Objetivo da tarefa ::
No texto sobre o NEP, de quanto em quanto tempo aconteciam as reuniões do grupo?

━━━ Texto para leitura

Compartilhamos posteriormente a proposição política de Educação Pluricultural para vários colegas da UNEB, que acolheram com entusiasmo e tornaram-se parceiros da iniciativa. O NEP foi um espaço institucional muito interessante. Conseguíamos reunir e intercambiar com os colegas professores e pesquisadores de toda a UNEB, e de outras instituições da Bahia, Brasil e exterior. Na época, o NEP foi considerado uma iniciativa pioneira no cotidiano das Universidades brasileiras. O objetivo geral do NEP pelo seu caráter transdisciplinar e multicampi foi de promover e desenvolver atividades de estudos, pesquisas, ensino e extensão, que estivessem ancoradas na dimensão pluricultural de Educação característica da formação social brasileira.
Foi um ciclo de vivências científico-acadêmicas muito ricas! Realizávamos reuniões quinzenais e nelas íamos desenhando e realizando atividades que ainda repercutem na nossa UNEB como veremos adiante.

Auditório do Ceteba no Campus I da Uneb
Vale à pena destacar o Seminário comemorativo dos 300 Anos do Quilombo de Palmares. O tema explorado pelo NEP foi: “Palmares Hoje” e se desdobrou numa publicação importante que organizamos para o Jornal A Tarde através do Caderno Cultural cujo redator-chefe foi Florisvaldo Mattos. Aliás, é bom registrar aqui que foi o primeiro caderno temático do jornal,repercutiu muito bem e fomos parabenizados por Florisvaldo Mattos pela abordagem do tema desenvolvido.

━━━━━━
━━━ Listagem fornecida

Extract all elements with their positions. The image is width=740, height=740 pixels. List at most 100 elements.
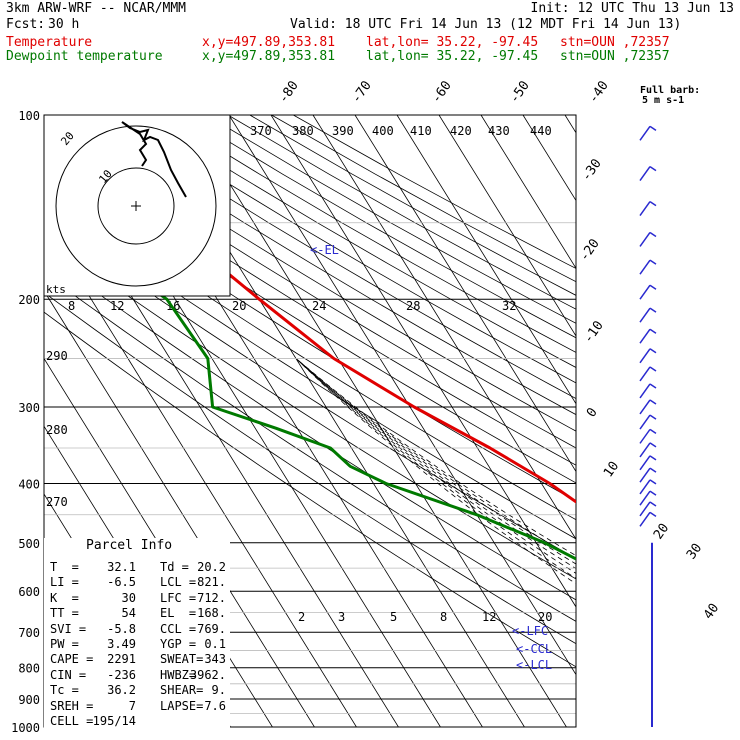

━━━━━━

Resposta correta ::
As reuniões eram quinzenais.